▶ **Challenge**:
Transcribe the part of the listing that opens with the line containing "What elements are in" and closes with the line containing "button[interactable]: u [686,256,708,278]", both lines included.

▶ **Material provided**:
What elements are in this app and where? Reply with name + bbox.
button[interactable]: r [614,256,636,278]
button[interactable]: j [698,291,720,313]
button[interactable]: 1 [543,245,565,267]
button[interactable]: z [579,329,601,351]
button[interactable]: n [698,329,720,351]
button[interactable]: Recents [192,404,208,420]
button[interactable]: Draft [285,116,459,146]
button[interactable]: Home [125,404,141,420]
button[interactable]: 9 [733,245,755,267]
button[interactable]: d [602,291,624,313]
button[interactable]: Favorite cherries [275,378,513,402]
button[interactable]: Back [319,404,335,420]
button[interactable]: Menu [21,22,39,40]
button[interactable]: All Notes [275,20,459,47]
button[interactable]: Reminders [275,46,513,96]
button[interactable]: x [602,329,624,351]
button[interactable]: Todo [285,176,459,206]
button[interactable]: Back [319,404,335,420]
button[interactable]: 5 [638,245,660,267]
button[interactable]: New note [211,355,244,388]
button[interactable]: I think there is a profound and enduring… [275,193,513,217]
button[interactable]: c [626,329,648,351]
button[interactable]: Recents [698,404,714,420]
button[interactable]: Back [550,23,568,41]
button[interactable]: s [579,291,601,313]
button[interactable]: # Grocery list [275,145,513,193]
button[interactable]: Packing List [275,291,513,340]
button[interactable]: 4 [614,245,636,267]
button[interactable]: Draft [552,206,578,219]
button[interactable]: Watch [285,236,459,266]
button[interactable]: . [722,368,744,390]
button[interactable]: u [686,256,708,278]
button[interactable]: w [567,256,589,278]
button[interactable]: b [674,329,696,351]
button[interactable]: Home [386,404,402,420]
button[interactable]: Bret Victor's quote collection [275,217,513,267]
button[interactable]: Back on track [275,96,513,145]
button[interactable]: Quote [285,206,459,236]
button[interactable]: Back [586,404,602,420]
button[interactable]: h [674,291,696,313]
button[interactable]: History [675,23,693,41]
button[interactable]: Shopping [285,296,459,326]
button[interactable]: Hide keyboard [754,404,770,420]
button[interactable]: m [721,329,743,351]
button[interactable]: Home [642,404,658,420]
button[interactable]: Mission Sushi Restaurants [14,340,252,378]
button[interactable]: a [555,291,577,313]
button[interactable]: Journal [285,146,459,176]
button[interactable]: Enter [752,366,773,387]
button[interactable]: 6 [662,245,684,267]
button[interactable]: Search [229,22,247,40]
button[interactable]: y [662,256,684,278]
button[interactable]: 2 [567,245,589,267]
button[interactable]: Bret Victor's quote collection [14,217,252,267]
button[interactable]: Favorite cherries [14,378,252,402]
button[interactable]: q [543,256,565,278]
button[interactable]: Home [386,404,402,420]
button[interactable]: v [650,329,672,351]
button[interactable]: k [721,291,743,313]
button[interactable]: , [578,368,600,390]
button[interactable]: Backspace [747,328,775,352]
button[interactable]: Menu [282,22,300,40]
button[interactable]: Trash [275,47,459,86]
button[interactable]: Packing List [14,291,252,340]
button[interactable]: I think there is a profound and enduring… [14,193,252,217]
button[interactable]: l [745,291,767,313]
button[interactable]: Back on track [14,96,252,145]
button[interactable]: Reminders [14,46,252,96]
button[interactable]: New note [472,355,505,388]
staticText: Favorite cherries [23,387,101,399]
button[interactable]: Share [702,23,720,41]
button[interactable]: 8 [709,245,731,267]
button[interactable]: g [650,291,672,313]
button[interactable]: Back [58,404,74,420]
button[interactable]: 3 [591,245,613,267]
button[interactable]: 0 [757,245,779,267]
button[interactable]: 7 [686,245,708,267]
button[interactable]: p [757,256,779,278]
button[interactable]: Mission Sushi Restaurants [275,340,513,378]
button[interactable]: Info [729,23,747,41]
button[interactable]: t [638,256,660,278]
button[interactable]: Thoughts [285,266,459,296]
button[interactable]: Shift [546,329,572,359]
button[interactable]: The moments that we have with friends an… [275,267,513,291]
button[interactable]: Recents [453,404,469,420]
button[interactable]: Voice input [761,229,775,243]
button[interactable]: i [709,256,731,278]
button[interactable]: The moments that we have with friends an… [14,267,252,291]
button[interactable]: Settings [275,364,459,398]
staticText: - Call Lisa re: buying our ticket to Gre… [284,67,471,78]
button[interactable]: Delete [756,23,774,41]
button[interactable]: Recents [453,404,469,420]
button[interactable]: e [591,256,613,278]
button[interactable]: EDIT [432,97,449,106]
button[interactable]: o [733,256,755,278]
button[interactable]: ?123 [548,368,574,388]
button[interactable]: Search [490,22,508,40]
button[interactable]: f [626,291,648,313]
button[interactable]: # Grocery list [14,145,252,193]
...
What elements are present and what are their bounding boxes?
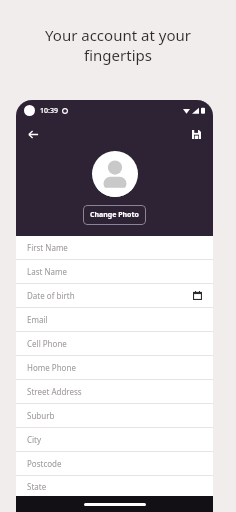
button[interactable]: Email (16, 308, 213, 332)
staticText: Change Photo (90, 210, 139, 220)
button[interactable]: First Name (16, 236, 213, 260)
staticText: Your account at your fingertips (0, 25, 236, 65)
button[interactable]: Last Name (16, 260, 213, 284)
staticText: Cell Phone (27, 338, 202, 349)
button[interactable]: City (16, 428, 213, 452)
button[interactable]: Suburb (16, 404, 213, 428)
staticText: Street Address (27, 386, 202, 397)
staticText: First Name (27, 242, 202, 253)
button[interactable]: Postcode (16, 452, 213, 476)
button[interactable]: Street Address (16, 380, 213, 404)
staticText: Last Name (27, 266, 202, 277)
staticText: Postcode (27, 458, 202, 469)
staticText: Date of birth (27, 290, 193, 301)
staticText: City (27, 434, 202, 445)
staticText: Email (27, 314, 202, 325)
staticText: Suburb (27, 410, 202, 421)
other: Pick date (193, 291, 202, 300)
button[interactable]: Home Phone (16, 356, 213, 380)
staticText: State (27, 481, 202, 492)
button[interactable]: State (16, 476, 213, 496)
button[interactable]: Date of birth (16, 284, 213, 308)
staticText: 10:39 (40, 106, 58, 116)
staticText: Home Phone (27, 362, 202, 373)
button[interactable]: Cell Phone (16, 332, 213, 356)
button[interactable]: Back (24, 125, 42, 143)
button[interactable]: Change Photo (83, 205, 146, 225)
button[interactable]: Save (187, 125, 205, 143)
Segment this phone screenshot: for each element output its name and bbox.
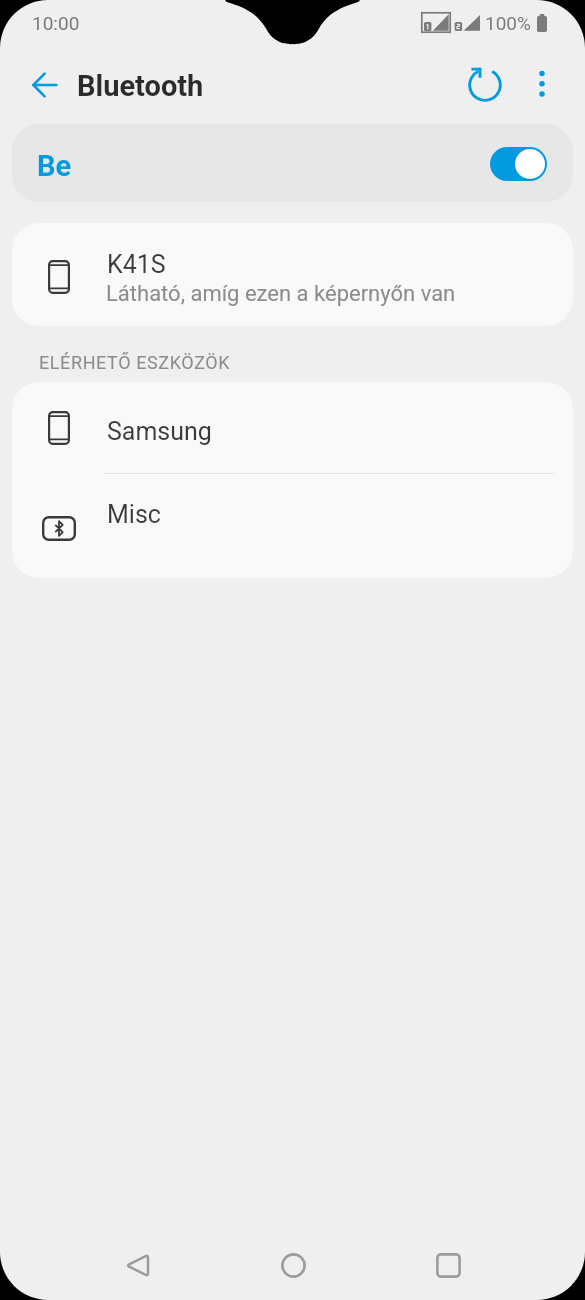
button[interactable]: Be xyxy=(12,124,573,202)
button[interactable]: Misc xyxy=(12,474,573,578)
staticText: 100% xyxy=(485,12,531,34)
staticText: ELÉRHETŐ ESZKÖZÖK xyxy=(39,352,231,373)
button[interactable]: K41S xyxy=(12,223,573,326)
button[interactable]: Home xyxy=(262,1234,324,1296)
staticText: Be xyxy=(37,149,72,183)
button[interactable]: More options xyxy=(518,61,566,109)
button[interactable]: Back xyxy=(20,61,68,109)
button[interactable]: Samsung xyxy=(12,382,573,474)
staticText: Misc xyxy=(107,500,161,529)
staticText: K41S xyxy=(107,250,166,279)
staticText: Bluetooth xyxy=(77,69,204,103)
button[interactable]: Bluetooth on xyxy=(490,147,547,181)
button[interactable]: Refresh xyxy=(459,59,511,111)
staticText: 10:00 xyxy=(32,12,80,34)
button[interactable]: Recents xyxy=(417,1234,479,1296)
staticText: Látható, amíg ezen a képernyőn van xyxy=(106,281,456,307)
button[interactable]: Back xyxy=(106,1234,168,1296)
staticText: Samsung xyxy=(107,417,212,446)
==
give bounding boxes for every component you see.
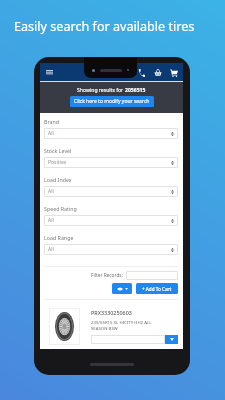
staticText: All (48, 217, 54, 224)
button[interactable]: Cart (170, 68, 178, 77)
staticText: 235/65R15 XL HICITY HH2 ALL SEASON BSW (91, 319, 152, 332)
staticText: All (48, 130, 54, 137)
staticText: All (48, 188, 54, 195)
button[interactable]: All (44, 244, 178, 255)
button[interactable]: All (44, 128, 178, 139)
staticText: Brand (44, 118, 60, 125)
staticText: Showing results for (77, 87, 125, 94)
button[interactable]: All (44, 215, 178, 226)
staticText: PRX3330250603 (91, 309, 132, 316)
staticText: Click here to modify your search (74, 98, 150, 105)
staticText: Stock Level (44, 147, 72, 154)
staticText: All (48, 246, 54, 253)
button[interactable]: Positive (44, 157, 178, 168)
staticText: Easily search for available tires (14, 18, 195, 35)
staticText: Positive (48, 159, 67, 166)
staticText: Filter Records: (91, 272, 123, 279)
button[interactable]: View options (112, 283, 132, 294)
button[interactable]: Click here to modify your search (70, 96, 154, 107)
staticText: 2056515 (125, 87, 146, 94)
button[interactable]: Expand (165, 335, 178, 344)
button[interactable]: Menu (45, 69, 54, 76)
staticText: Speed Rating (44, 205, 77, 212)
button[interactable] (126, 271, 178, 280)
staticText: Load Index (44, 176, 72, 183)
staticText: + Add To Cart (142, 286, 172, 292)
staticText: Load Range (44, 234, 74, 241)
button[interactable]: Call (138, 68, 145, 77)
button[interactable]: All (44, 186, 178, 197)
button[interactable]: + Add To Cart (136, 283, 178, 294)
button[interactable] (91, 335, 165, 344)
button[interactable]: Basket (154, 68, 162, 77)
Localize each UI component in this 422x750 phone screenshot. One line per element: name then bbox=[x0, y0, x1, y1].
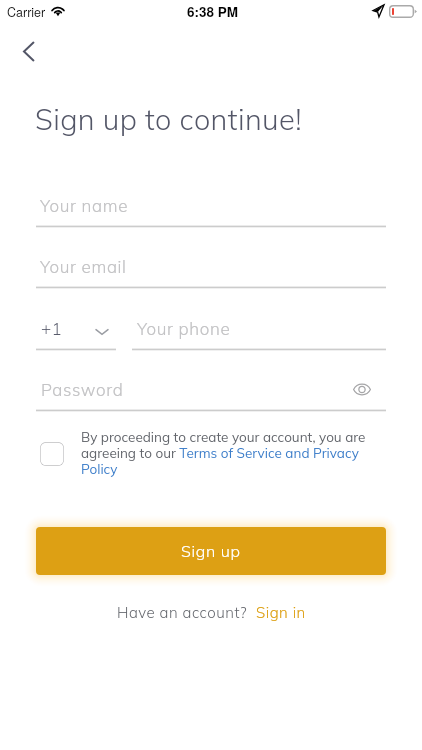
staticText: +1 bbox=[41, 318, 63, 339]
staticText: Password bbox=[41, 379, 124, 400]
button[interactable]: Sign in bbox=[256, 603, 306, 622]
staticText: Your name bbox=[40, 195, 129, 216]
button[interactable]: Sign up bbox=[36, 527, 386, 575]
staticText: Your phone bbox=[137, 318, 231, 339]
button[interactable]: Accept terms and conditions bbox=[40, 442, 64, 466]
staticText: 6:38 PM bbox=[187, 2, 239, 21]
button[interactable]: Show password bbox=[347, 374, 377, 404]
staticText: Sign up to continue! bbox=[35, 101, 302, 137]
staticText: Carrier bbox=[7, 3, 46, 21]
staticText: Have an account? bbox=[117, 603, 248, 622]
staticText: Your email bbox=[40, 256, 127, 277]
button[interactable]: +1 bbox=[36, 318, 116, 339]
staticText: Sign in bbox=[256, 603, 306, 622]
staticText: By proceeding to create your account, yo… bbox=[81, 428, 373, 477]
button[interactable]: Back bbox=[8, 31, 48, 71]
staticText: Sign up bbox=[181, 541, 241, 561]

▶ **Written response**:
What elements are in this app and where? Reply with name + bbox.
button[interactable]: r [614,256,636,278]
button[interactable]: j [698,291,720,313]
button[interactable]: 1 [543,245,565,267]
button[interactable]: z [579,329,601,351]
button[interactable]: n [698,329,720,351]
button[interactable]: Recents [192,404,208,420]
button[interactable]: Draft [285,116,459,146]
button[interactable]: Home [125,404,141,420]
button[interactable]: 9 [733,245,755,267]
button[interactable]: d [602,291,624,313]
button[interactable]: Favorite cherries [275,378,513,402]
button[interactable]: Back [319,404,335,420]
button[interactable]: Menu [21,22,39,40]
button[interactable]: All Notes [275,20,459,47]
button[interactable]: Reminders [275,46,513,96]
button[interactable]: x [602,329,624,351]
button[interactable]: Todo [285,176,459,206]
button[interactable]: Back [319,404,335,420]
button[interactable]: 5 [638,245,660,267]
button[interactable]: New note [211,355,244,388]
button[interactable]: I think there is a profound and enduring… [275,193,513,217]
button[interactable]: c [626,329,648,351]
button[interactable]: Recents [698,404,714,420]
button[interactable]: Back [550,23,568,41]
button[interactable]: s [579,291,601,313]
button[interactable]: # Grocery list [275,145,513,193]
button[interactable]: Packing List [275,291,513,340]
button[interactable]: 4 [614,245,636,267]
button[interactable]: Draft [552,206,578,219]
button[interactable]: Watch [285,236,459,266]
button[interactable]: . [722,368,744,390]
button[interactable]: u [686,256,708,278]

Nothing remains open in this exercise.